**Job**
Show every line where "לחבוק" occurs.

------ Dataset rows ------

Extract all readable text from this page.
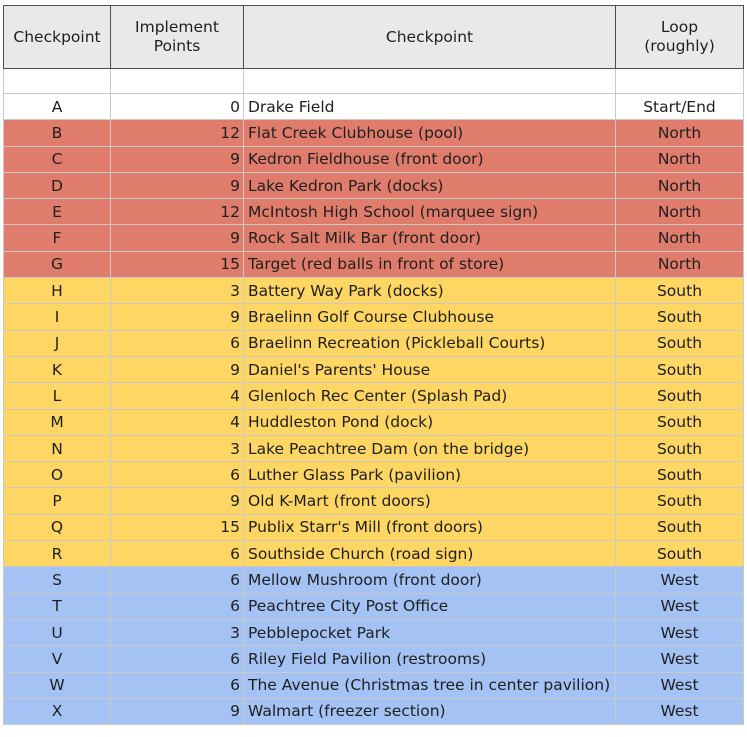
Checkpoint	Implement Points	Checkpoint	Loop (roughly)

A	0	Drake Field	Start/End
B	12	Flat Creek Clubhouse (pool)	North
C	9	Kedron Fieldhouse (front door)	North
D	9	Lake Kedron Park (docks)	North
E	12	McIntosh High School (marquee sign)	North
F	9	Rock Salt Milk Bar (front door)	North
G	15	Target (red balls in front of store)	North
H	3	Battery Way Park (docks)	South
I	9	Braelinn Golf Course Clubhouse	South
J	6	Braelinn Recreation (Pickleball Courts)	South
K	9	Daniel's Parents' House	South
L	4	Glenloch Rec Center (Splash Pad)	South
M	4	Huddleston Pond (dock)	South
N	3	Lake Peachtree Dam (on the bridge)	South
O	6	Luther Glass Park (pavilion)	South
P	9	Old K-Mart (front doors)	South
Q	15	Publix Starr's Mill (front doors)	South
R	6	Southside Church (road sign)	South
S	6	Mellow Mushroom (front door)	West
T	6	Peachtree City Post Office	West
U	3	Pebblepocket Park	West
V	6	Riley Field Pavilion (restrooms)	West
W	6	The Avenue (Christmas tree in center pavilion)	West
X	9	Walmart (freezer section)	West
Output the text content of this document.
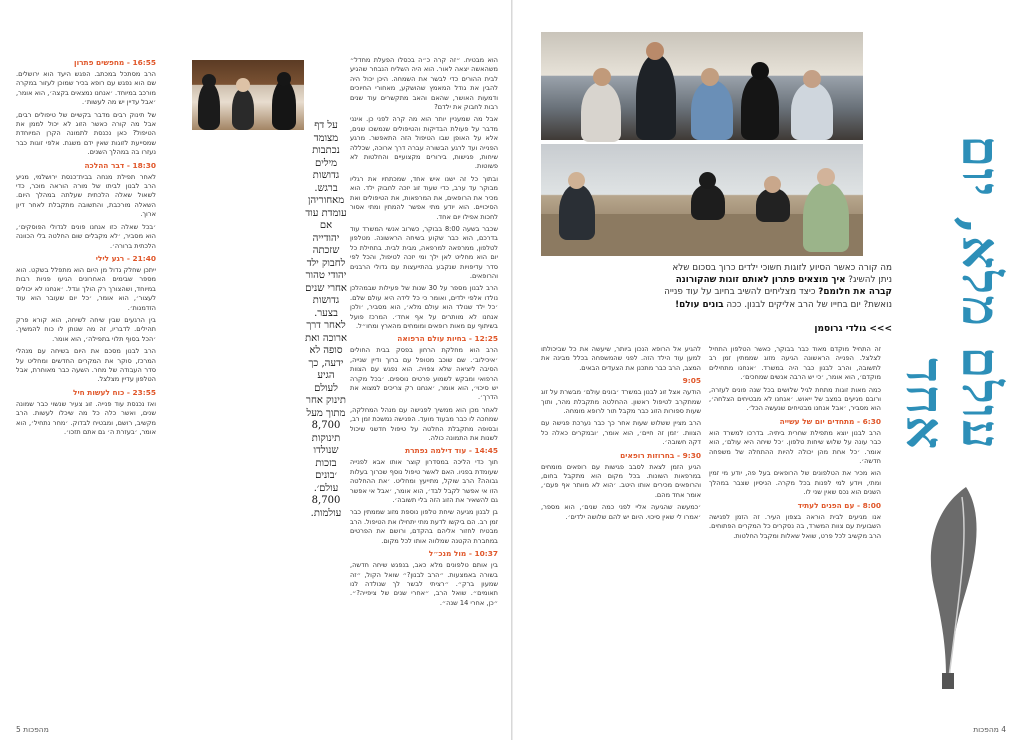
הוא מבטיח. ״זה קרה כ״ה בכסלו הפעלת מחדל״ משהאשה יצאה לאור. הוא היה השליח הנבחר שהגיע לבית ההורים כדי לבשר את השמחה. היכן יכול היה להבין את גודל המאמץ שהושקע, מאחורי החיוכים ודמעות האושר, שהאם והאב מתקשרים עוד שנים רבות לחבוק את ילדם?

אבל מה שמעניין יותר הוא מה קרה לפני כן. אינני מדבר על פעולת הבדיקות והטיפולים שנמשכו שנים, אלא על האופן שבו הטיפול הזה התאפשר. מרגע הפנייה ועד לרגע הבשורה עברה דרך ארוכה, שכללה שיחות, פגישות, בירורים מקצועיים והחלטות לא פשוטות.

ובתוך כל זה ישנו איש אחד, שמכתתיו את רגליו מבוקר עד ערב, כדי שעוד זוג יזכה לחבוק ילד. הוא מכיר את הרופאים, את המרפאות, את הטיפולים ואת הסיכויים. הוא יודע מתי אפשר להמתין ומתי אסור לחכות אפילו יום אחד.

שכבר בשעה 8:00 בבוקר, כשרוב אנשי המשרד עוד בדרכם, הוא כבר שקוע בשיחה הראשונה. מטלפון לטלפון, ממרפאה למרפאה, מבית לבית. בתחילת כל יום הוא מחליט לאן ילך ומי יזכה לטיפול, והכל לפי סדר עדיפויות שנקבע בהתייעצות עם גדולי הרבנים והרופאים.

הרב לבנון מספר על 30 שנות של פעילות שבמהלכן נולדו אלפי ילדים, ואומר כי כל לידה היא עולם שלם. ׳כל ילד שנולד הוא עולם מלא׳, הוא מסביר, ׳ולכן אנחנו לא מוותרים על אף אחד׳. המרכז פועל בשיתוף עם מאות רופאים ומומחים מהארץ ומחו״ל.

12:25 - בחיות עולם הרפואה

הרב הוא מחלקת הרחון בפסק בבית החולים ׳איכילוב׳. שם שוכב מטופל עם ברוך ודיין שנייה, הסיבה ליציאה שלא צפויה. הוא נפגש עם הצוות הרפואי ומבקש לשמוע פרטים נוספים. ׳בכל מקרה יש סיכוי׳, הוא אומר, ׳אנחנו רק צריכים למצוא את הדרך׳.

לאחר מכן הוא ממשיך לפגישה עם מנהל המחלקה, שמחכה לו כבר מבעוד מועד. הפגישה נמשכת זמן רב, ובסופה מתקבלת החלטה על טיפול חדשני שיכול לשנות את התמונה כולה.

14:45 - עוד דילמה נפתרת

תוך כדי הליכה במסדרון קוצר אותו אבא לפנייה שעומדת בפניו. האם לאשר טיפול נוסף שכרוך בעלות גבוהה? הרב שוקל, מתייעץ ומחליט. ׳את ההחלטה הזו אי אפשר לקבל לבד׳, הוא אומר, ׳אבל אי אפשר גם להשאיר את הזוג הזה בלי תשובה׳.

בן לבנון מגיעה שיחת טלפון נוספת מזוג שממתין כבר זמן רב. הם ביקשו לדעת מתי יתחילו את הטיפול. הרב מבטיח לחזור אליהם בהקדם, ורושם את הפרטים במחברת הקטנה שמלווה אותו לכל מקום.

10:37 - מול מנכ״ל

בין אותם טלפונים מלא כאב, בנפגש שיחה חדשה, בשורה באמצעות. ״הרב לבנון?״ שואל הקול, ״זה שמעון ברק״. ״רציתי לבשר לך שנולדה לנו תאומים״. שואל הרב, ״אחרי שנים של ציפייה?״. ״כן, אחרי 14 שנה״.

16:55 - מחפשים פתרון

הרב מסתכל במכתב. הפגש היעד הוא ירושלים. שם הוא נפגש עם רופא בכיר שמוכן לעזור במקרה מורכב במיוחד. ׳אנחנו נמצאים בקצה׳, הוא אומר, ׳אבל עדיין יש מה לעשות׳.

של תינוק רבים מדבר בקשיים של טיפולים רבים, אבל מה קורה כאשר הזוג לא יכול לממן את הטיפול? כאן נכנסת לתמונה הקרן המיוחדת שמסייעת לזוגות שאין ידם משגת. אלפי זוגות כבר נעזרו בה במהלך השנים.

18:30 - דבר ההלכה

לאחר תפילת מנחה בבית־כנסת ירושלמי, מגיע הרב לבנון לביתו של מורה הוראה מוכר, כדי לשאול שאלה הלכתית שעלתה במהלך היום. השאלה מורכבת, והתשובה מתקבלת לאחר דיון ארוך.

׳בכל שאלה כזו אנחנו פונים לגדולי הפוסקים׳, הוא מסביר, ׳לא מקבלים שום החלטה בלי הכוונה הלכתית ברורה׳.

21:40 - רגע לילי

ייתכן שחלק גדול מן היום הוא מתפלל בשקט. הוא מספר שבימים האחרונים הגיעו פניות רבות במיוחד, ושהצורך רק הולך וגדל. ׳אנחנו לא יכולים לעצור׳, הוא אומר, ׳כל יום שעובר הוא עוד הזדמנות׳.

בין הרגעים שבין שיחה לשיחה, הוא קורא פרק תהילים. לדבריו, זה מה שנותן לו כוח להמשיך. ׳הכל בסוף תלוי בתפילה׳, הוא אומר.

הרב לבנון מסכם את היום בשיחה עם מנהלי המרכז, סוקר את המקרים החדשים ומחליט על סדר העבודה של מחר. השעה כבר מאוחרת, אבל הטלפון עדיין מצלצל.

23:55 - כוח לעשות חיל

ואז נכנסת עוד פנייה. זוג צעיר שנשוי כבר שמונה שנים, ואשר כלה כל מה שיכלו לעשות. הרב מקשיב, רושם, ומבטיח לבדוק. ׳מחר נתחיל׳, הוא אומר, ׳בעזרת ה׳ גם אתם תזכו׳.

על דף מצומד נכתבות מילים גדושות ברגש. מאחוריהן עומדת עוד אם יהודייה שזכתה לחבוק ילד יהודי טהור אחרי שנים גדושות בצער. לאחר דרך ארוכה ואת סופה לא ידעה, כך הגיע לעולם תינוק אחר מתוך מעל 8,700 תינוקות שנולדו בזכות ׳בונים עולם׳. 8,700 עולמות.
מהפכות 5
מה קורה כאשר הסיוע לזוגות חשוכי ילדים כרוך בסכום שלא ניתן להשיג? איך מוצאים פתרון לאותם זוגות שהקורונה קברה את חלומם? כיצד מצליחים להשיב בחיוב על עוד פנייה נואשת? יום בחייו של הרב אליקים לבנון. ככה בונים עולם!
>>> גולדי גרוסמן

להגיע אל הרופא הנכון ביותר, שיעשה את כל שביכולתו למען עוד הילד הזה. לפני שהמשפחה בכלל מבינה את המצב, הרב כבר מתכנן את הצעדים הבאים.

9:05

הודעה אצל זוג לבנון במשרד ׳בונים עולם׳ מבשרת על זוג שמתקרב לטיפול ראשון. ההחלטה מתקבלת מהר, ותוך שעות ספורות הזוג כבר מקבל תור לרופא מומחה.

הרב מציין ששלוש שעות אחר כך כבר נערכת פגישה עם הצוות. ׳זמן זה חיים׳, הוא אומר, ׳ובמקרים כאלה כל דקה חשובה׳.

9:30 - בחרוזות רופאים

הגיע הזמן לצאת לסבב פגישות עם רופאים מומחים במרפאות השונות. בכל מקום הוא מתקבל בחום, והרופאים מכירים אותו היטב. ׳הוא לא מוותר אף פעם׳, אומר אחד מהם.

׳כמעשה שהגיעה אליי לפני כמה שנים׳, הוא מספר, ׳אמרו לי שאין סיכוי. היום יש להם שלושה ילדים׳.

זה התחיל מוקדם מאוד כבר בבוקר, כאשר הטלפון התחיל לצלצל. הפנייה הראשונה הגיעה מזוג שממתין זמן רב לתשובה, והרב לבנון כבר היה במשרד. ׳אנחנו מתחילים מוקדם׳, הוא אומר, ׳כי יש הרבה אנשים שמחכים׳.

כמה מאות זוגות מתחת לגיל שלושים בכל שנה פונים לעזרה, ורובם מגיעים במצב של ייאוש. ׳אנחנו לא מבטיחים הצלחה׳, הוא מסביר, ׳אבל אנחנו מבטיחים שנעשה הכל׳.

6:30 - מתחדים יום של עשייה

הרב לבנון יוצא מתפילת שחרית ביתיה. בדרכו למשרד הוא כבר עונה על שלוש שיחות טלפון. ׳כל שיחה היא עולם׳, הוא אומר. ׳כל אחת מהן יכולה להיות ההתחלה של משפחה חדשה׳.

הוא מכיר את הטלפונים של הרופאים בעל פה, יודע מי זמין ומתי, ויודע למי לפנות בכל מקרה. הניסיון שצבר במהלך השנים הוא נכס שאין שני לו.

8:00 - עם הפנים לעתיד

אנו מגיעים לבית הוראה בצפון העיר. זה הזמן לפגישה השבועית עם צוות המשרד, בה נסקרים כל המקרים הפתוחים. הרב מקשיב לכל פרט, שואל שאלות ומקבל החלטות.

עולם מלא, יום אחד
4 מהפכות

------

**Solution**
הוא מבטיח. ״זה קרה כ״ה בכסלו הפעלת מחדל״ משהאשה יצאה לאור. הוא היה השליח הנבחר שהגיע לבית ההורים כדי לבשר את השמחה. היכן יכול היה להבין את גודל המאמץ שהושקע, מאחורי החיוכים ודמעות האושר, שהאם והאב מתקשרים עוד שנים רבות לחבוק את ילדם?
ובתוך כל זה ישנו איש אחד, שמכתתיו את רגליו מבוקר עד ערב, כדי שעוד זוג יזכה לחבוק ילד. הוא מכיר את הרופאים, את המרפאות, את הטיפולים ואת הסיכויים. הוא יודע מתי אפשר להמתין ומתי אסור לחכות אפילו יום אחד.
על דף מצומד נכתבות מילים גדושות ברגש. מאחוריהן עומדת עוד אם יהודייה שזכתה לחבוק ילד יהודי טהור אחרי שנים גדושות בצער. לאחר דרך ארוכה ואת סופה לא ידעה, כך הגיע לעולם תינוק אחר מתוך מעל 8,700 תינוקות שנולדו בזכות ׳בונים עולם׳. 8,700 עולמות.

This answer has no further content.